Your instructions: Copy all the entries below exactly, but not the pictures.

Figure record listings:
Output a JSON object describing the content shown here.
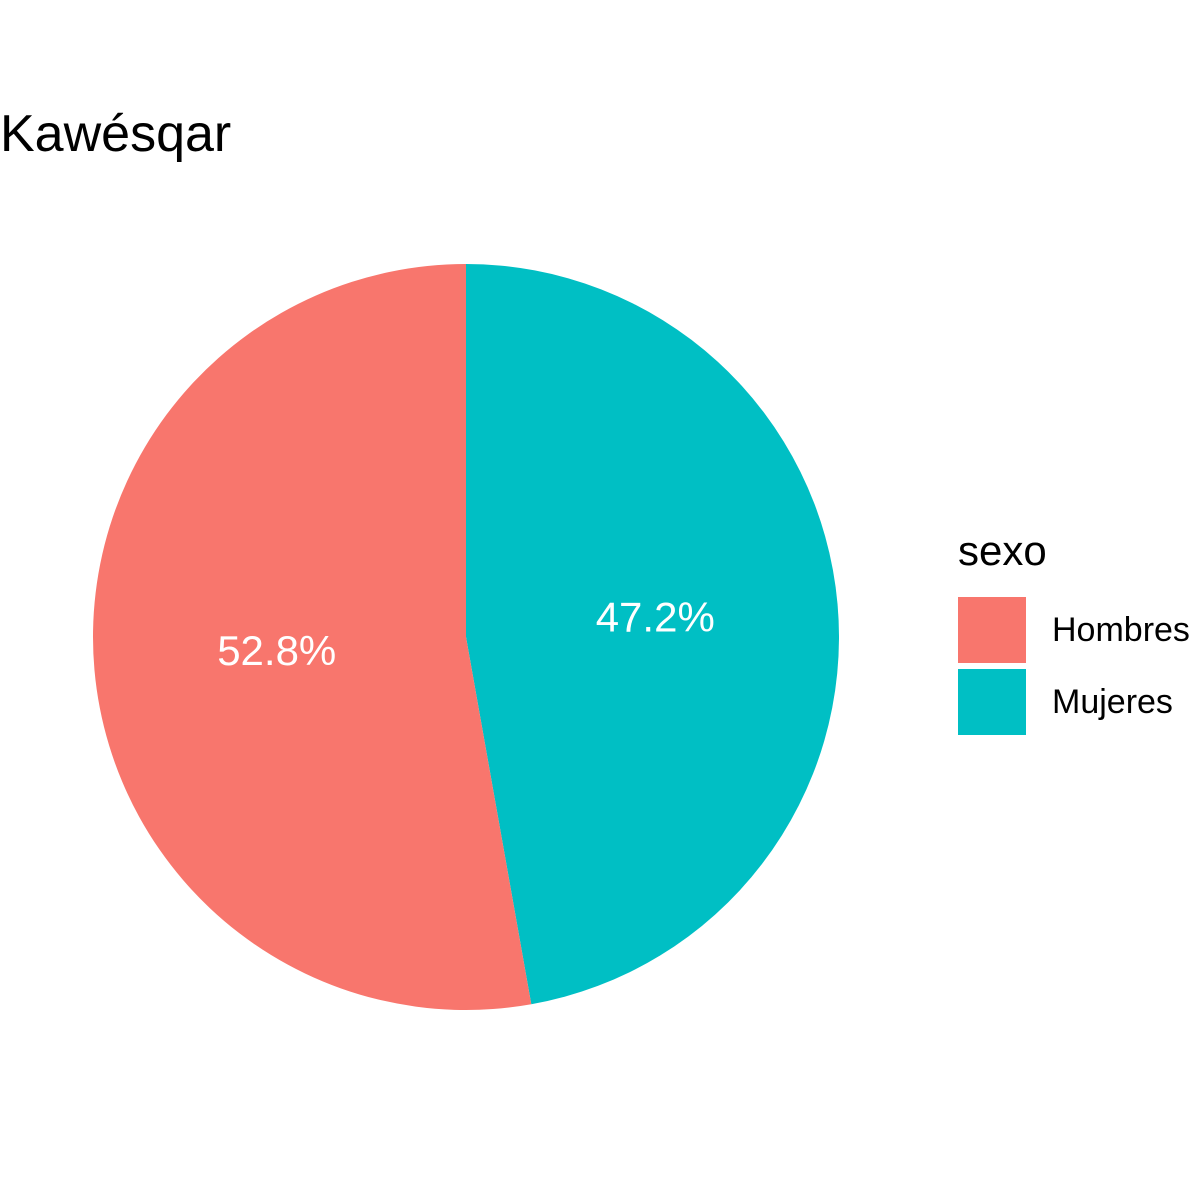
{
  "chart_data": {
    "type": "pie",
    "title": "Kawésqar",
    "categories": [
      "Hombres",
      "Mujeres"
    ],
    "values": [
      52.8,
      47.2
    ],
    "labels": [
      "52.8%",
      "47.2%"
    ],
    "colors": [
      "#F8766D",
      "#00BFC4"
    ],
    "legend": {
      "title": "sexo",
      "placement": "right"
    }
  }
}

Solution to the problem:
Output a JSON object describing the content shown here.
{
  "chart_data": {
    "type": "pie",
    "title": "Kawésqar",
    "categories": [
      "Hombres",
      "Mujeres"
    ],
    "values": [
      52.8,
      47.2
    ],
    "labels": [
      "52.8%",
      "47.2%"
    ],
    "colors": [
      "#F8766D",
      "#00BFC4"
    ],
    "legend": {
      "title": "sexo",
      "placement": "right"
    }
  }
}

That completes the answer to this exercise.